» **What you will do**: Restate the material word for word and leave out anything that is a picture.

» **Data rows**:
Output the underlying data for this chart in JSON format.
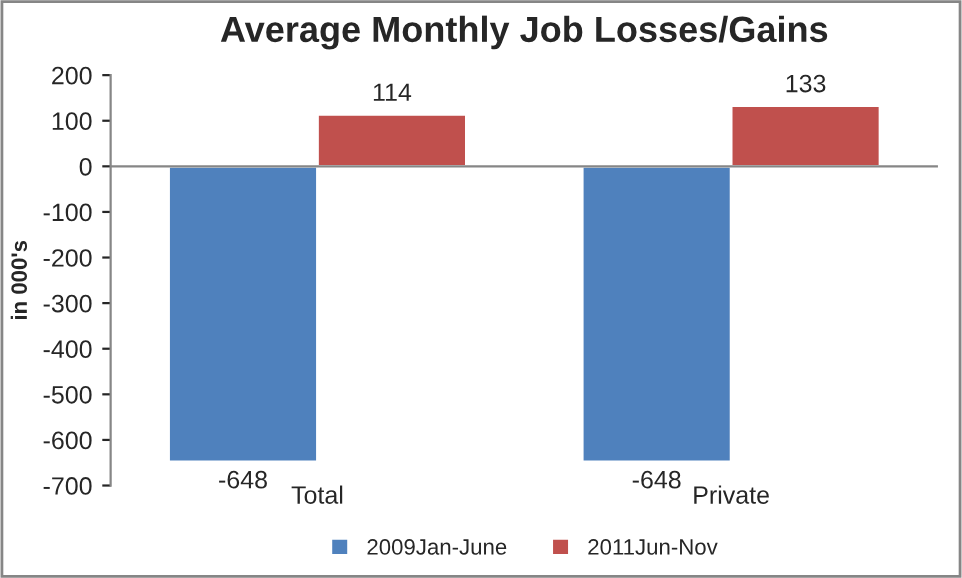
{
  "chart_data": {
    "type": "bar",
    "title": "Average Monthly Job Losses/Gains",
    "ylabel": "in 000's",
    "categories": [
      "Total",
      "Private"
    ],
    "series": [
      {
        "name": "2009Jan-June",
        "color": "#4f81bd",
        "values": [
          -648,
          -648
        ]
      },
      {
        "name": "2011Jun-Nov",
        "color": "#c0504d",
        "values": [
          114,
          133
        ]
      }
    ],
    "ylim": [
      -700,
      200
    ],
    "yticks": [
      -700,
      -600,
      -500,
      -400,
      -300,
      -200,
      -100,
      0,
      100,
      200
    ],
    "data_labels": true,
    "legend": "bottom"
  }
}
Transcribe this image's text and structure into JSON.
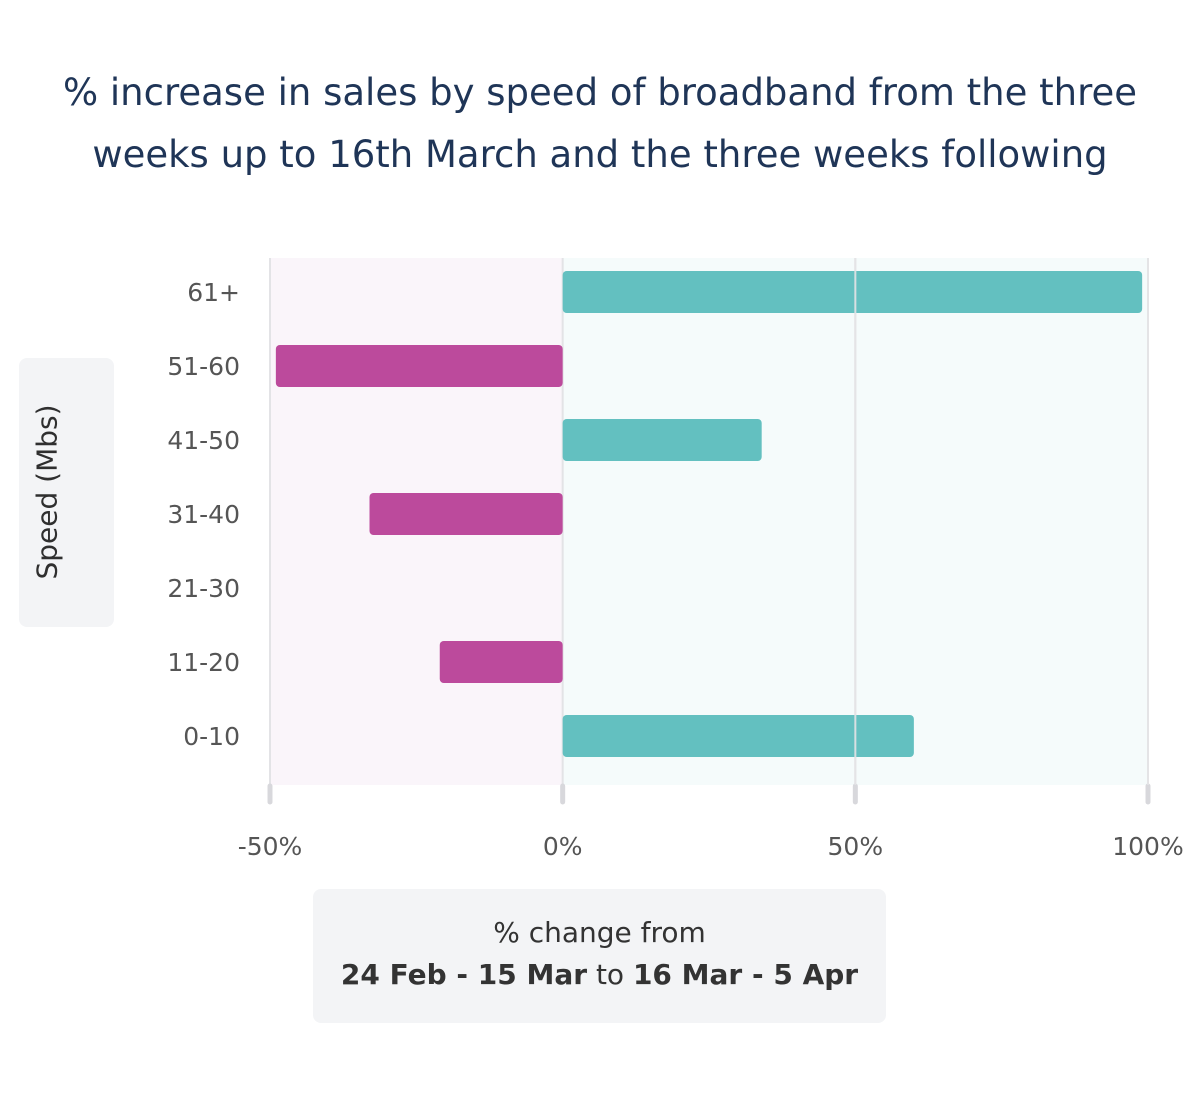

» **Full solution**:
Output the underlying data for this chart in JSON format.
{
  "chart_data": {
    "type": "bar",
    "title": "Average Monthly Job Losses/Gains",
    "ylabel": "in 000's",
    "categories": [
      "Total",
      "Private"
    ],
    "series": [
      {
        "name": "2009Jan-June",
        "color": "#4f81bd",
        "values": [
          -648,
          -648
        ]
      },
      {
        "name": "2011Jun-Nov",
        "color": "#c0504d",
        "values": [
          114,
          133
        ]
      }
    ],
    "ylim": [
      -700,
      200
    ],
    "yticks": [
      -700,
      -600,
      -500,
      -400,
      -300,
      -200,
      -100,
      0,
      100,
      200
    ],
    "data_labels": true,
    "legend": "bottom"
  }
}
Transcribe this image's text and structure into JSON.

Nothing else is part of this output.